The problem = In the material below, find each line holding the string "title" and copy it.

Material shown =
————

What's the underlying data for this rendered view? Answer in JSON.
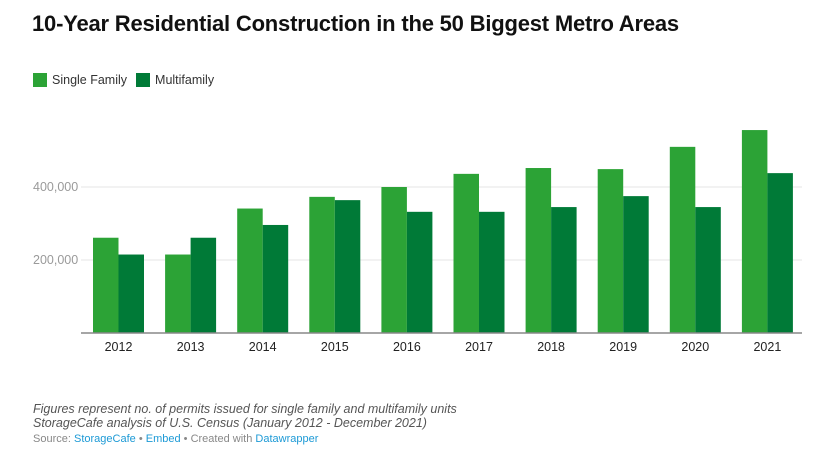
{
  "title": "10-Year Residential Construction in the 50 Biggest Metro Areas",
  "legend": [
    {
      "label": "Single Family",
      "color": "#2ca336"
    },
    {
      "label": "Multifamily",
      "color": "#007a37"
    }
  ],
  "notes": [
    "Figures represent no. of permits issued for single family and multifamily units",
    "StorageCafe analysis of U.S. Census (January 2012 - December 2021)"
  ],
  "source": {
    "prefix": "Source:",
    "source_link": "StorageCafe",
    "sep1": "•",
    "embed_link": "Embed",
    "sep2": "•",
    "created_text": "Created with",
    "datawrapper_link": "Datawrapper"
  },
  "chart_data": {
    "type": "bar",
    "title": "10-Year Residential Construction in the 50 Biggest Metro Areas",
    "xlabel": "",
    "ylabel": "",
    "categories": [
      "2012",
      "2013",
      "2014",
      "2015",
      "2016",
      "2017",
      "2018",
      "2019",
      "2020",
      "2021"
    ],
    "series": [
      {
        "name": "Single Family",
        "color": "#2ca336",
        "values": [
          261000,
          215000,
          341000,
          373000,
          400000,
          436000,
          452000,
          449000,
          510000,
          556000
        ]
      },
      {
        "name": "Multifamily",
        "color": "#007a37",
        "values": [
          215000,
          261000,
          296000,
          364000,
          332000,
          332000,
          345000,
          375000,
          345000,
          438000
        ]
      }
    ],
    "yticks": [
      200000,
      400000
    ],
    "ytick_labels": [
      "200,000",
      "400,000"
    ],
    "ylim": [
      0,
      620000
    ],
    "grid": true,
    "legend_position": "top-left"
  }
}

————

Solution to this problem =
  "title": "10-Year Residential Construction in the 50 Biggest Metro Areas",
    "title": "10-Year Residential Construction in the 50 Biggest Metro Areas",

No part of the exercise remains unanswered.